## Start Excerpted passage
Hi,
Could you suggest what is the most efficient way for:
1) extracting vertex clusters based on values in vertex property map?
- e.g., for iterating through all connected components in a
graph, based on result of label_components
You can improve the performance by avoiding repeated python function
calls for each vertex. One way to do this is to use array
expressions. For instance, instead of doing:
gv1 = gt.GraphView(g, vfilt = lambda v: v_prop[v] == cl_num)
you could do:
gv1 = gt.GraphView(g, vfilt = v_prop.a == cl_num)
The second option should be significantly faster for larger graphs.
2) saving extracted subgraphs to a file?
Code that I am using is in [1] but for a large graph (~1M edges, 12k
clusters) it is taking days. Is there a more optimal way?
The problem with this approach is that since you have a number C of
clusters, and the creation / iteration of each filtered graph is O(N +
E), where N and E correspond to the size of the unfiltered graph, the
whole thing becomes O(C(N + E)), which can be very slow if C is in the
order of tens of thousands, as is your case. In this case the best
approach would be not to create filtered graphs, but rather, to create
your cluster graphs individually by hand, i.e.
## End Excerpted passage
## Start Dataset excerpts
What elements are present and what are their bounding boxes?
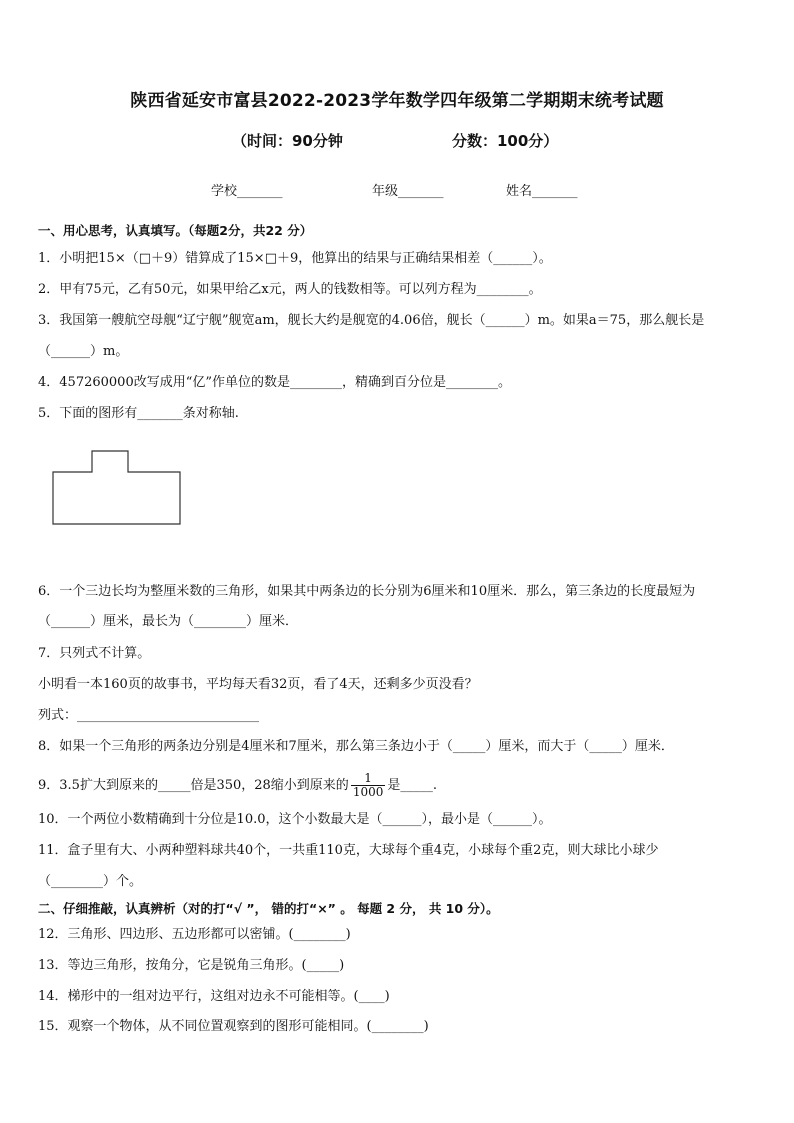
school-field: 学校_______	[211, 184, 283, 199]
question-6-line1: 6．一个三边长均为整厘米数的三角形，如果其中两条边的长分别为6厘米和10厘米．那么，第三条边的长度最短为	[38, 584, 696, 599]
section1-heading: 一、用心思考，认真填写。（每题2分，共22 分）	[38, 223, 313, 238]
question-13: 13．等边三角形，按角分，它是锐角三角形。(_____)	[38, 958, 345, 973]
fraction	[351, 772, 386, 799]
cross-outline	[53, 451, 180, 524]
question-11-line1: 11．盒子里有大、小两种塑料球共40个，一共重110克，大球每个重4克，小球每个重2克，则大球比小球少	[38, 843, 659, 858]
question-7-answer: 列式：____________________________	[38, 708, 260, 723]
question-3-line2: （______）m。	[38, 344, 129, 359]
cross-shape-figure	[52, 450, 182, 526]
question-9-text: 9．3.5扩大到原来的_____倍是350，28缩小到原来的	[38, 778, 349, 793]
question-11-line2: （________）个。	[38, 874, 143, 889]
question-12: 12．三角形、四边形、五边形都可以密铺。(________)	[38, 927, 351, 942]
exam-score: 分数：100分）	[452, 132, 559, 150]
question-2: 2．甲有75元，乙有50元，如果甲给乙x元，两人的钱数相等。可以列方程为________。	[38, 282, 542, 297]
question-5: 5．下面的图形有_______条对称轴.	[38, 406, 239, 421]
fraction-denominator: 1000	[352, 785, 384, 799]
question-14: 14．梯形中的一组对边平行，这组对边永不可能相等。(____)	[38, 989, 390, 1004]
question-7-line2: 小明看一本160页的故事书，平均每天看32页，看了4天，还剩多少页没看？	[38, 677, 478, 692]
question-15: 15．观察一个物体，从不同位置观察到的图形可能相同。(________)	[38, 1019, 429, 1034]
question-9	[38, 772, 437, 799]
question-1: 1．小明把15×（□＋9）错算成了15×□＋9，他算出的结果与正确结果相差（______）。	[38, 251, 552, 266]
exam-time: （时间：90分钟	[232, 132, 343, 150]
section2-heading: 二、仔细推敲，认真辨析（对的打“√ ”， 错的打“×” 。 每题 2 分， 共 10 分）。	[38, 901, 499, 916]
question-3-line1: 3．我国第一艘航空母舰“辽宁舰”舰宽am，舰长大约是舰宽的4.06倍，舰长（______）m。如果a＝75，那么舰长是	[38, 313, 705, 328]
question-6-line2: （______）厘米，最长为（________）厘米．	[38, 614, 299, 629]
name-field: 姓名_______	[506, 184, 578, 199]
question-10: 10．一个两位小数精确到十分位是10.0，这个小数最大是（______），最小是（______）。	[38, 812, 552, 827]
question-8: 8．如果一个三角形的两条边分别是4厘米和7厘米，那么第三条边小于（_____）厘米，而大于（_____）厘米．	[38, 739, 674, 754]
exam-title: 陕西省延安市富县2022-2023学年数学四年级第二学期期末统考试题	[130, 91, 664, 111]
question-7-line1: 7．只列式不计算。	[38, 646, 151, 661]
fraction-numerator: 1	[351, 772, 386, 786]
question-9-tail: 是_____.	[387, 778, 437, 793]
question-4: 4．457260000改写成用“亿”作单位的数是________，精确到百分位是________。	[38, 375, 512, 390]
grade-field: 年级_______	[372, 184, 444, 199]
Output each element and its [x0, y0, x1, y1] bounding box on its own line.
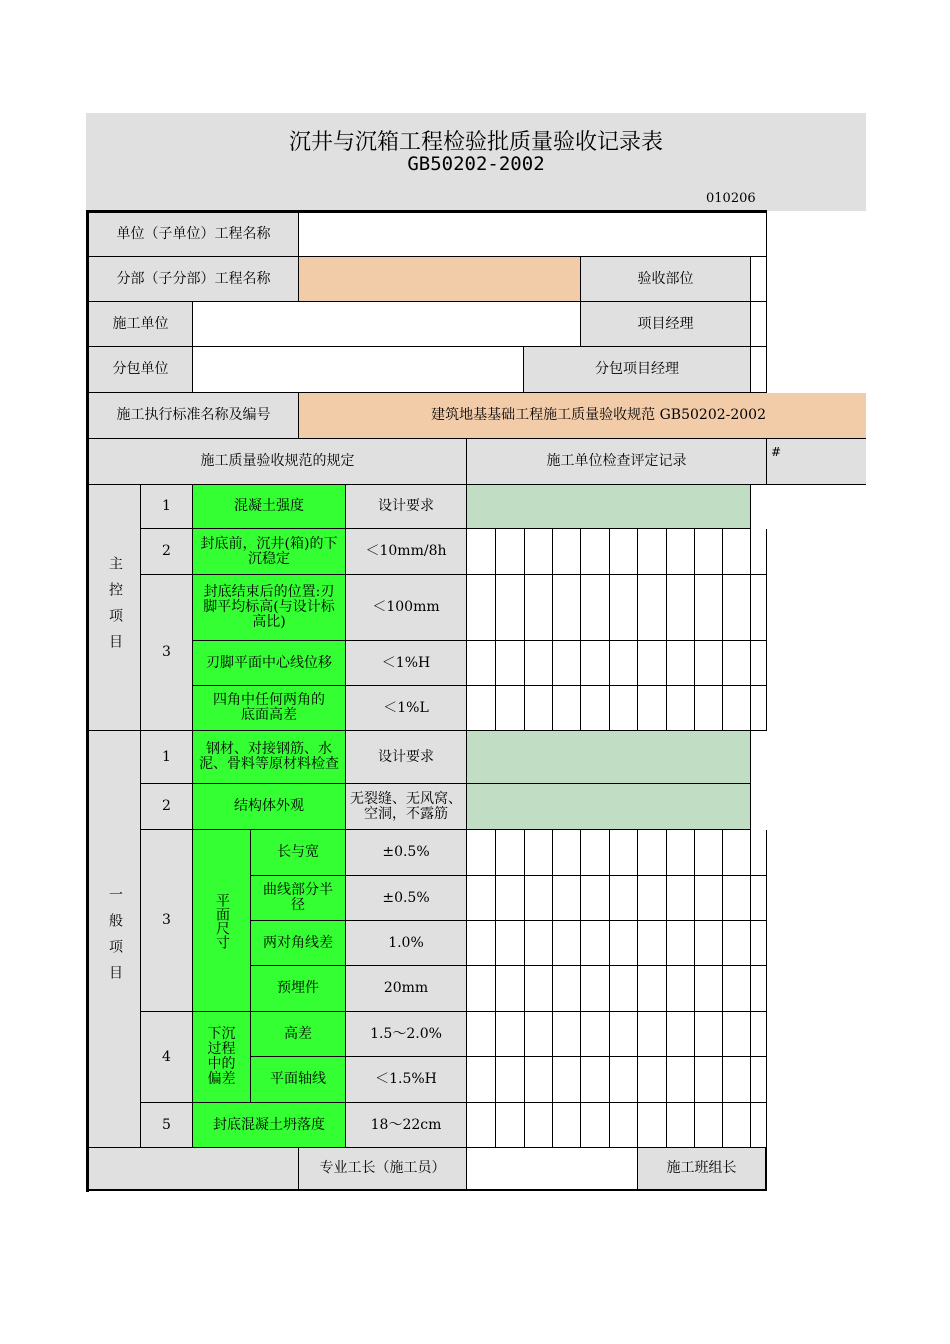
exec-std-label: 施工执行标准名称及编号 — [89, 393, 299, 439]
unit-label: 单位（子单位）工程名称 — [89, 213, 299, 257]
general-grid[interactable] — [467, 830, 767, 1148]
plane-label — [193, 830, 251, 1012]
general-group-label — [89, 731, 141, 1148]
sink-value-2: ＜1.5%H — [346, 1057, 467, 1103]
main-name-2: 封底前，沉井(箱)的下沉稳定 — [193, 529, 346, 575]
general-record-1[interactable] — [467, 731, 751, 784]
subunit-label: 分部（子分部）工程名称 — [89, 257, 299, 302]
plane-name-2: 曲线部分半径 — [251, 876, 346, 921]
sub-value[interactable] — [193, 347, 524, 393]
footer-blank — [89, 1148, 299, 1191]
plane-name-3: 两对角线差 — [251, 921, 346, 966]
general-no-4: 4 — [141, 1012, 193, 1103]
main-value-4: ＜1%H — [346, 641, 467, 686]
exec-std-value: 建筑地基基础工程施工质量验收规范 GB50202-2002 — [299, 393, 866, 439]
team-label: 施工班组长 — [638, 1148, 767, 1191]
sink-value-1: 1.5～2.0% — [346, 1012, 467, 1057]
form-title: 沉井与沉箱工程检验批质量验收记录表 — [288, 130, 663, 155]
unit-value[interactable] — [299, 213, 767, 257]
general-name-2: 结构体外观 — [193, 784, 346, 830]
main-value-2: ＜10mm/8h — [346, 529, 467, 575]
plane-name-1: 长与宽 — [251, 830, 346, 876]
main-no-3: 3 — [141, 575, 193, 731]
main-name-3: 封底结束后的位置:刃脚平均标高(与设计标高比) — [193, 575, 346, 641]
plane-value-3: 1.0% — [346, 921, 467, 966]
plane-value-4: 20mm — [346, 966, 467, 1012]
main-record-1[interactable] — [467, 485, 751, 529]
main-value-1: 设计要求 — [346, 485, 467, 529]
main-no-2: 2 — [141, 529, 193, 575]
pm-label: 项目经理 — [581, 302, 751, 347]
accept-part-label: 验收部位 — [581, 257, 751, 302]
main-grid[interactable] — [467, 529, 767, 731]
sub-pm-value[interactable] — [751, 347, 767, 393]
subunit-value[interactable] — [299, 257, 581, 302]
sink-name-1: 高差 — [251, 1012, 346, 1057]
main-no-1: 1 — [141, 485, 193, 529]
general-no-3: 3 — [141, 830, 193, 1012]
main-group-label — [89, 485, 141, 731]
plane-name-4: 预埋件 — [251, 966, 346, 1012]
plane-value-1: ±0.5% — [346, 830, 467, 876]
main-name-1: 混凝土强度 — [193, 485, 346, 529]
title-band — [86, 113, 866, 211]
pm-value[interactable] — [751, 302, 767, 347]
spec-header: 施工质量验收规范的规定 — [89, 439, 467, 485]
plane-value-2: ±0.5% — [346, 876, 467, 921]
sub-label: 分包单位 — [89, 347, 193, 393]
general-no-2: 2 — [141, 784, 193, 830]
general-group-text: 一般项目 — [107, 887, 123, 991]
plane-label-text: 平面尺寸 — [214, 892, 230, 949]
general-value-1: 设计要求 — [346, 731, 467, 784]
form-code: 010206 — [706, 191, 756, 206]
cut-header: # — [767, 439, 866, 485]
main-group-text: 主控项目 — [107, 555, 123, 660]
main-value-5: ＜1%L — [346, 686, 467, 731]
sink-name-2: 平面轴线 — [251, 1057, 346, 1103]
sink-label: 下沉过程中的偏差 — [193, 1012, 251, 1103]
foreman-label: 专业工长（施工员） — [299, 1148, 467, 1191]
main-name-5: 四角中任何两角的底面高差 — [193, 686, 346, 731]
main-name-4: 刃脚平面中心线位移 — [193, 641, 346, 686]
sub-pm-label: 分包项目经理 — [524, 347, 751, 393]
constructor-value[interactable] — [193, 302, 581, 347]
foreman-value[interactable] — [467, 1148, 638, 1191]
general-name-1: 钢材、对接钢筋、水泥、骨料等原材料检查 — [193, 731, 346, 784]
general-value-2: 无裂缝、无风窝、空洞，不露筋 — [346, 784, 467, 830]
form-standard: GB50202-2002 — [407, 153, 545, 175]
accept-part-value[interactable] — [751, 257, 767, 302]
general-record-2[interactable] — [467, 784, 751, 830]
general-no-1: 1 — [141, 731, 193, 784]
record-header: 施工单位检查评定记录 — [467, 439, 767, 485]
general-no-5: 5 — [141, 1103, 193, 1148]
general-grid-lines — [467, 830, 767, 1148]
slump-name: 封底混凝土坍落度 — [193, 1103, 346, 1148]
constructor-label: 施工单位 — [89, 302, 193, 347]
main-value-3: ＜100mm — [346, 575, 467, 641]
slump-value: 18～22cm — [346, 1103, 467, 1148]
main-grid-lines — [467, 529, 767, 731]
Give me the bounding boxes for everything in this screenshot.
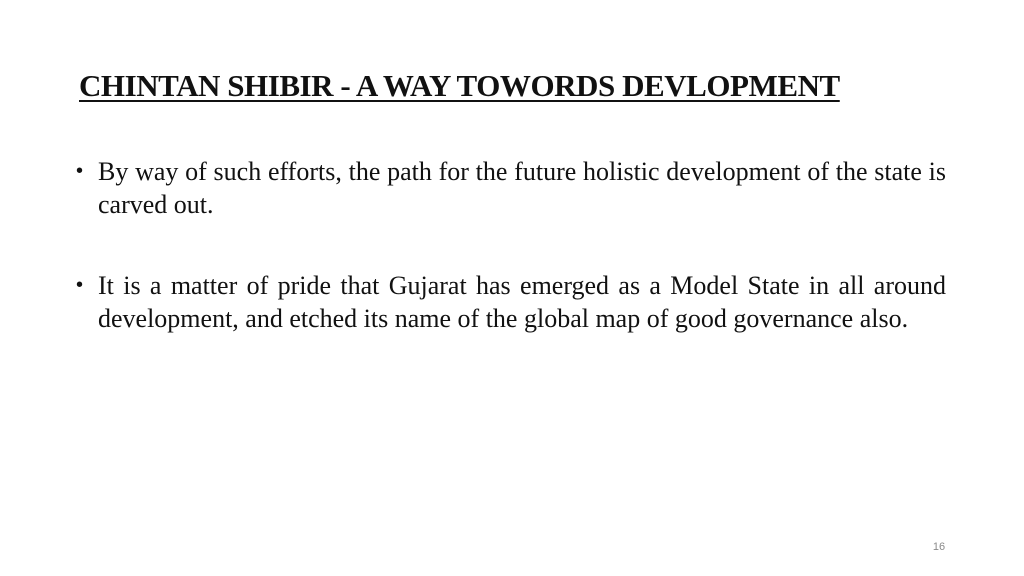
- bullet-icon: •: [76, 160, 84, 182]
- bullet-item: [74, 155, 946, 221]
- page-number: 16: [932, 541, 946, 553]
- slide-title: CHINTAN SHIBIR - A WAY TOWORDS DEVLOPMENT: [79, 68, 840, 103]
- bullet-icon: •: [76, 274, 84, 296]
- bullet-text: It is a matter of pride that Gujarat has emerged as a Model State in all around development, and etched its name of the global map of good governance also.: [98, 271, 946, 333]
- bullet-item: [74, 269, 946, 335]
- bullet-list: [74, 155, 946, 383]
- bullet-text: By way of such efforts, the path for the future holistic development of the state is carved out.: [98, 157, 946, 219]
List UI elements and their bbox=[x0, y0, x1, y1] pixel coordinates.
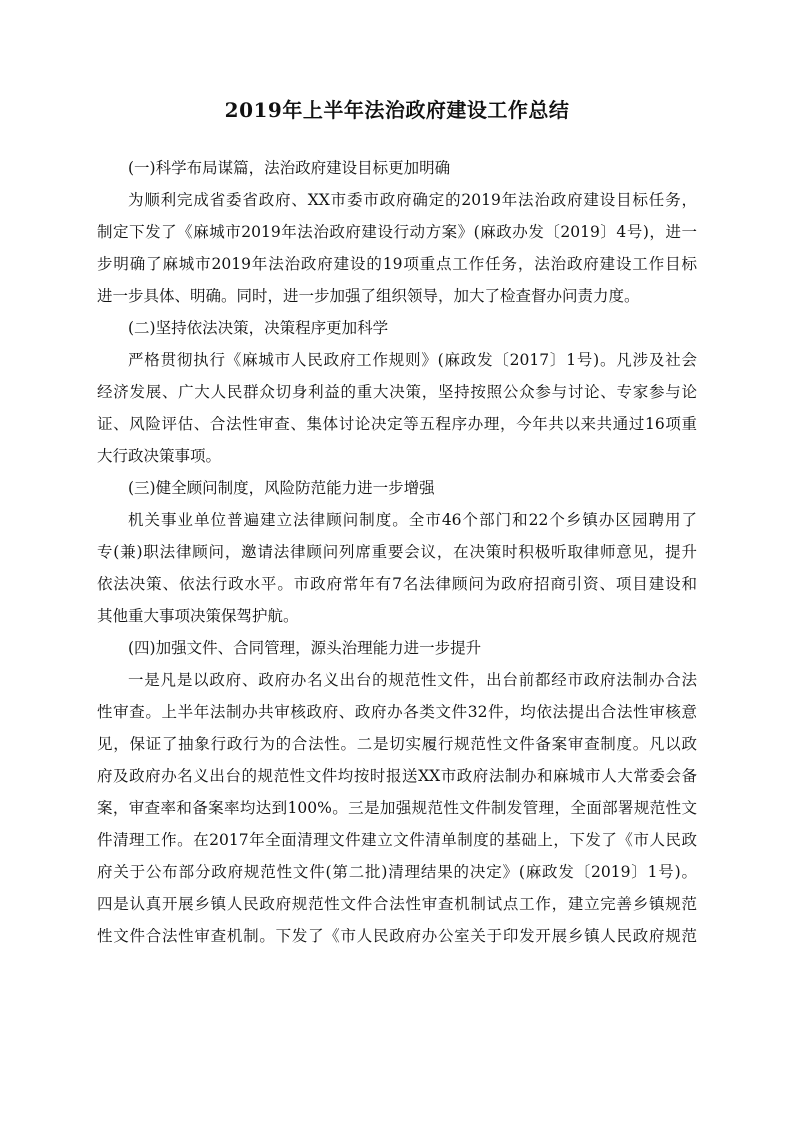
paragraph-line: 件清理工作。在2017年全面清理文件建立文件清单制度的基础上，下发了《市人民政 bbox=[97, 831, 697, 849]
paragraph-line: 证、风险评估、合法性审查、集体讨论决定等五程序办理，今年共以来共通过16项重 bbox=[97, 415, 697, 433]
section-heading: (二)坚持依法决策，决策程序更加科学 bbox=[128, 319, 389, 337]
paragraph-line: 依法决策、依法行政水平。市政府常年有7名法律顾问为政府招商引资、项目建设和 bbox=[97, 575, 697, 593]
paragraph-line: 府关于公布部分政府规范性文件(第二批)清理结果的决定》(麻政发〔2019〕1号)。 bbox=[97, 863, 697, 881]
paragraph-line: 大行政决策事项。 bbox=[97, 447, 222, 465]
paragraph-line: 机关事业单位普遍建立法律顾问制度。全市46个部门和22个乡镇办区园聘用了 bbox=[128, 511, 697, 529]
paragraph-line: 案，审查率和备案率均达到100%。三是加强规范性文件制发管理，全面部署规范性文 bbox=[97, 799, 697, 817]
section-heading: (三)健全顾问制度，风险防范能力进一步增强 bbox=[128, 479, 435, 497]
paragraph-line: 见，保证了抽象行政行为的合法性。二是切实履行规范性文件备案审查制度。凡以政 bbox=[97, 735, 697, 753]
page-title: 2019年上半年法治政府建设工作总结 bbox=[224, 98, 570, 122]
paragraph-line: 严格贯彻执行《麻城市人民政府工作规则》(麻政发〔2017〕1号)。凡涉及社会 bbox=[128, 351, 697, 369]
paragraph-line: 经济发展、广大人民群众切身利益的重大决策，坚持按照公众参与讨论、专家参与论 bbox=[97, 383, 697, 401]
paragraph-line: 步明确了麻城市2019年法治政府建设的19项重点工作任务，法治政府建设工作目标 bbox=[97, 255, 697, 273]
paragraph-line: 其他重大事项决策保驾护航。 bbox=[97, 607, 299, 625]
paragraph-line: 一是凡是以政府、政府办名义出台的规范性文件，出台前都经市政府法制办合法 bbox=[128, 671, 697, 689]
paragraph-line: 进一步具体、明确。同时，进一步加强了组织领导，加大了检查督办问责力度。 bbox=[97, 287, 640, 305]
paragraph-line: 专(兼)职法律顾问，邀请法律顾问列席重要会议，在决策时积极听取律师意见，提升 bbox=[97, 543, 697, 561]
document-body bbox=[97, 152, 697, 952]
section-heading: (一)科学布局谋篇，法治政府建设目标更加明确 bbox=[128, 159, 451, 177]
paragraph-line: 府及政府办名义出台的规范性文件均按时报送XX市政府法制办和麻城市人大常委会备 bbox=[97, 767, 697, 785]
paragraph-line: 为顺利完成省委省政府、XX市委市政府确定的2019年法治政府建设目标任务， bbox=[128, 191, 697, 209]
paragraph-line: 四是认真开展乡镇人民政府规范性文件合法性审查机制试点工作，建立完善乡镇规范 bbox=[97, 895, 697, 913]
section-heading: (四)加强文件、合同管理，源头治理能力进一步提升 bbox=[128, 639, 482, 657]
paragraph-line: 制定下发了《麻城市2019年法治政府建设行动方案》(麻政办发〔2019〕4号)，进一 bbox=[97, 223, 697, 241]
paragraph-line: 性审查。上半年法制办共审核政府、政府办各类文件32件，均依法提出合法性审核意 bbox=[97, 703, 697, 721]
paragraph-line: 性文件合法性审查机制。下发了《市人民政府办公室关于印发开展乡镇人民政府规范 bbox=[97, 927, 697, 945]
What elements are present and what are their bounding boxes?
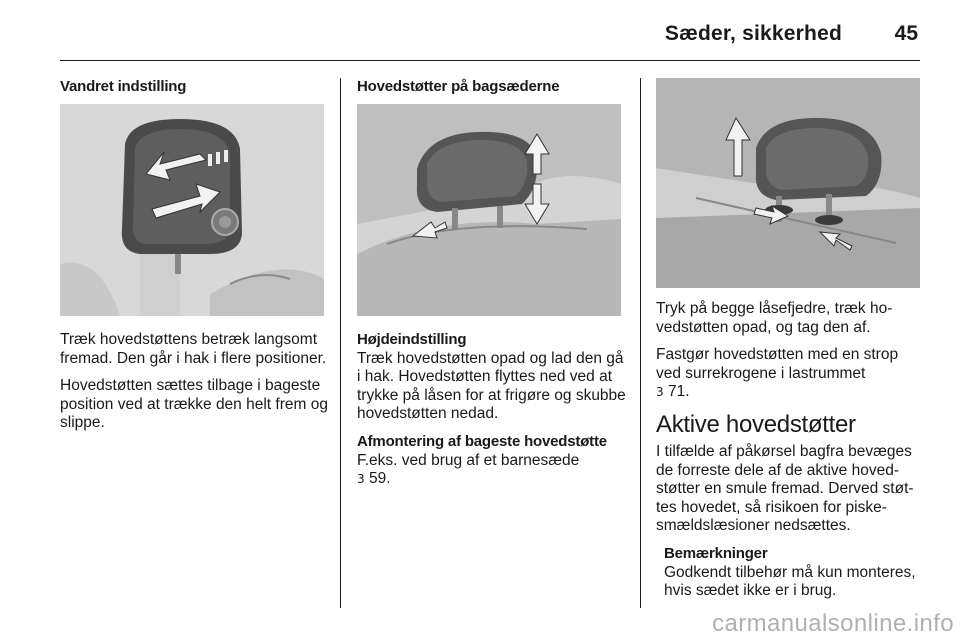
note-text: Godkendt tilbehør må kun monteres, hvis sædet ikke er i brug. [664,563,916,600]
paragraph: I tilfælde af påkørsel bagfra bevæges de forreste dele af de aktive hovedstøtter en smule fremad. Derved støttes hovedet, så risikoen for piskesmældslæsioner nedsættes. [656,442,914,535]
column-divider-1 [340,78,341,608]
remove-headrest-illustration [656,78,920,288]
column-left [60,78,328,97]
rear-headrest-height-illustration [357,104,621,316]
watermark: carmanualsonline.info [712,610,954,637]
## End Dataset excerpts
## Goals
1 - Print the lines of the entries from the line with "- bullet-icon: •: [76, 160, 84, 182]" up to and including the line with "List UI elements".
2 - Continue the forum thread on extracting vertex clusters from a graph, picking up after its final line.

## Solved tasks
1 -
- bullet-icon: •: [76, 160, 84, 182]
- bullet-item: [74, 155, 946, 221]
- page-number: 16: [932, 541, 946, 553]
- slide-title: CHINTAN SHIBIR - A WAY TOWORDS DEVLOPMENT: [79, 68, 840, 103]
- bullet-icon: •: [76, 274, 84, 296]
- bullet-text: It is a matter of pride that Gujarat has emerged as a Model State in all around development, and etched its name of the global map of good governance also.: [98, 271, 946, 333]
- bullet-item: [74, 269, 946, 335]
- bullet-list: [74, 155, 946, 383]
- bullet-text: By way of such efforts, the path for the future holistic development of the state is carved out.: [98, 157, 946, 219]
List UI elements and their bbox=[x0, y0, x1, y1] pixel coordinates.

2 -
clusters = defaultdict(list)
for v in g.vertices():
clusters[v_prop[v]].append(v)
for i, (c, vs) in enumerate(clusters.items()):
cg = Graph()
vmap = defaultdict(lambda: cg.add_vertex())
for v in vs:
u = vmap[v]
for w in v.out_neighbours():
cg.add_edge(u, vmap[w])
cg.save("cluster-%d.xml.gz" % i)
This approach is O(N + E), which would be much faster than the previous
one if C is sufficiently large, even though it is pure python.
Can the function topology.mark_subgraph be of help here?
- the name seems relevant but I do not know how it is used.
This returns a property map which can be used to mask a subgraph, if it
is represented as a graph object. I does in essence the opposite of what
you want to achieve.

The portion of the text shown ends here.